TASK PROMPT: State how many lines in the entries below contain "structured". Write nothing but the number.

____________

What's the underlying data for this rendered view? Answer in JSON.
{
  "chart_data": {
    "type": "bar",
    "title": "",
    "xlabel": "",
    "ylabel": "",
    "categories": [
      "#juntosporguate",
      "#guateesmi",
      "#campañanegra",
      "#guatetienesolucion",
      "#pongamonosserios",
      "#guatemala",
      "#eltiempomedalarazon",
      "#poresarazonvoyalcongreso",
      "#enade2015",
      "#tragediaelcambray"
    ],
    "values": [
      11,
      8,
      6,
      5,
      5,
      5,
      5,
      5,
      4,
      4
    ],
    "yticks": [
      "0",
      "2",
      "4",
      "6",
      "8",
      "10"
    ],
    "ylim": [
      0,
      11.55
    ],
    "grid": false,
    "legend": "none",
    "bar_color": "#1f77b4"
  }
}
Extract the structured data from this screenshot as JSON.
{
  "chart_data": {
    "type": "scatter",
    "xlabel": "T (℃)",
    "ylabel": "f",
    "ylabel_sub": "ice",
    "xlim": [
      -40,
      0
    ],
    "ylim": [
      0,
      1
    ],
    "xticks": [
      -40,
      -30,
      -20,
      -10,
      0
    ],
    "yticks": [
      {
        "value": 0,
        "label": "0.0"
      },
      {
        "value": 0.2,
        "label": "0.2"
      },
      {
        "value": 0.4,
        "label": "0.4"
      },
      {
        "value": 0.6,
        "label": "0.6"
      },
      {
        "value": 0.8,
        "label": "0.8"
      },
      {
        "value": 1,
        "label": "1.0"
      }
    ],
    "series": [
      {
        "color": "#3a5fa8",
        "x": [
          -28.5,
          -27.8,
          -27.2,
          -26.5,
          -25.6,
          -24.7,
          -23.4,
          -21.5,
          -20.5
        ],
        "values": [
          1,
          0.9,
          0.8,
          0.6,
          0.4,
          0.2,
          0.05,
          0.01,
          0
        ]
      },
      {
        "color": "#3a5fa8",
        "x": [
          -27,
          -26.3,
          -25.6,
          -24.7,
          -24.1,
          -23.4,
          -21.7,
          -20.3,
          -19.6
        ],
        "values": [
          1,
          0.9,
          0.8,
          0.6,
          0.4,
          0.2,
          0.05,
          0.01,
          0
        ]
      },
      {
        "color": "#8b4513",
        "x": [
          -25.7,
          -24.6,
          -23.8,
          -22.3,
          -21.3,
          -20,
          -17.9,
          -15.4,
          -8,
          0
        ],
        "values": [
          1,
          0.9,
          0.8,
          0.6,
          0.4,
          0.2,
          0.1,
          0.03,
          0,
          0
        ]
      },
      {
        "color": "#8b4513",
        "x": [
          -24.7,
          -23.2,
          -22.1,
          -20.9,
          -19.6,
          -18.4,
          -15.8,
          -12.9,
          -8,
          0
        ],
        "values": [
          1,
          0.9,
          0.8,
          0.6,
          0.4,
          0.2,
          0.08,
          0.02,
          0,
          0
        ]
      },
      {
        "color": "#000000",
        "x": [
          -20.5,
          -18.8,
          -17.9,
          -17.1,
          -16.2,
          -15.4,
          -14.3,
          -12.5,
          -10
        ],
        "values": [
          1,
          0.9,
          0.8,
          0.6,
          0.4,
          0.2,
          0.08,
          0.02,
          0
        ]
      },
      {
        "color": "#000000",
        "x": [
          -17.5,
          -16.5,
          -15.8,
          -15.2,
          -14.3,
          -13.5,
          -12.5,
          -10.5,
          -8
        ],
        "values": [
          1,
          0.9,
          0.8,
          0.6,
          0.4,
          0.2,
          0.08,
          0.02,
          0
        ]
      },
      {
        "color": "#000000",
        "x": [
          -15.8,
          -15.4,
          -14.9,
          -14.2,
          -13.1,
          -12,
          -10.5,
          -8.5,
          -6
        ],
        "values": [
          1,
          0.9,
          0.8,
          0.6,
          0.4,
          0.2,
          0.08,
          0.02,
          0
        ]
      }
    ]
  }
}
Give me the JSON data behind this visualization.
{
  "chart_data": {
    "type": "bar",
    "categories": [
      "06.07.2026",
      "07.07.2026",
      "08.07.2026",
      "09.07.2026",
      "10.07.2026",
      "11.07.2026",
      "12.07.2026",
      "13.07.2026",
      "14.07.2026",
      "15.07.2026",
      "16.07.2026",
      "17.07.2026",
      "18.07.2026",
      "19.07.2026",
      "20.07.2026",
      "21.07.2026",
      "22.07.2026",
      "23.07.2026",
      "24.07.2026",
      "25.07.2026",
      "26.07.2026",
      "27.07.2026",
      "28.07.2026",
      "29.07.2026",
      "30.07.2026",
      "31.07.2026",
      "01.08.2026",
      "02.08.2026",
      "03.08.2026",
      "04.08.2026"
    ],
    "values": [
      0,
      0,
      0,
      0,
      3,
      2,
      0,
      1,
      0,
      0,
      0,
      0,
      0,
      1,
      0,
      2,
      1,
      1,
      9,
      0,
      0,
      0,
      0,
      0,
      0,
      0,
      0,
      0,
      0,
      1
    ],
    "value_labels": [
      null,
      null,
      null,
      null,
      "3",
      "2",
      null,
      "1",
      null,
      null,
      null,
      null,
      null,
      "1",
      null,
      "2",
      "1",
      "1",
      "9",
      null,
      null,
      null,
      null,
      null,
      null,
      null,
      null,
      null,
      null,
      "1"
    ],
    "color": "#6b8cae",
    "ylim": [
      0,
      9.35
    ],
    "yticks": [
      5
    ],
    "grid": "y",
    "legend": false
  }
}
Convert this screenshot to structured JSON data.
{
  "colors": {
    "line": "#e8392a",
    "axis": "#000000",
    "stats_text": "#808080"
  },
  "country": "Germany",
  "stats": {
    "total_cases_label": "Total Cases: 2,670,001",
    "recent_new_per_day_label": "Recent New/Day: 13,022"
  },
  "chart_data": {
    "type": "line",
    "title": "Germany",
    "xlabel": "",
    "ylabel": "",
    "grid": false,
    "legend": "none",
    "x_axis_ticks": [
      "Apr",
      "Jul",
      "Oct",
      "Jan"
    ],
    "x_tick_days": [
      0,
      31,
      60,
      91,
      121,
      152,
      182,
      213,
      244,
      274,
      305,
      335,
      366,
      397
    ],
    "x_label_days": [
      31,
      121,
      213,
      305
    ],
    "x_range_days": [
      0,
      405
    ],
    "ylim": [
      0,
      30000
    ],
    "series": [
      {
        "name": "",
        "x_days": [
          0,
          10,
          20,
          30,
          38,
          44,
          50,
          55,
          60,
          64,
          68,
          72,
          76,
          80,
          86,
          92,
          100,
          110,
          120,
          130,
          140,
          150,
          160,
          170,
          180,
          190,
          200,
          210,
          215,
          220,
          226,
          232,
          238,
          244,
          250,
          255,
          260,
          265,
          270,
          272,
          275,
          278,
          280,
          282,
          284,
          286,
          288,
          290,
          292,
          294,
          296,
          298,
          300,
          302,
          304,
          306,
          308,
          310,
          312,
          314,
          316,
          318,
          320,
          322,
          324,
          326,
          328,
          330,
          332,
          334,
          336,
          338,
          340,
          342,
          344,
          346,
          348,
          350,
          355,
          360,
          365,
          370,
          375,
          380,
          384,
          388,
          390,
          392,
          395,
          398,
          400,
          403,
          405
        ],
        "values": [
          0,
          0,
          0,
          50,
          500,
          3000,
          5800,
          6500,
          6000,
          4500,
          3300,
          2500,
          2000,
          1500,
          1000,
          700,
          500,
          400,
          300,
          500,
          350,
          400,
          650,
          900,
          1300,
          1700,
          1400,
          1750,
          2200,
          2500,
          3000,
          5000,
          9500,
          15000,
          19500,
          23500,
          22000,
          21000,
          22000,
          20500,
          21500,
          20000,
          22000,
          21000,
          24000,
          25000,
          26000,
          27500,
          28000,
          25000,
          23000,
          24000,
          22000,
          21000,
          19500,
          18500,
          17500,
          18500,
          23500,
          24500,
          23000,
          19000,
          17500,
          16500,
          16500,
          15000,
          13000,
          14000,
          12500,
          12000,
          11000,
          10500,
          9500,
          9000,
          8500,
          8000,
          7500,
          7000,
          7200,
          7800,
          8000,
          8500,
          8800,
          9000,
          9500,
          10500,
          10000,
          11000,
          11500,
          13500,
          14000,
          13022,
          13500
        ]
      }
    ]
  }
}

____________

EXERCISE OUTPUT: 2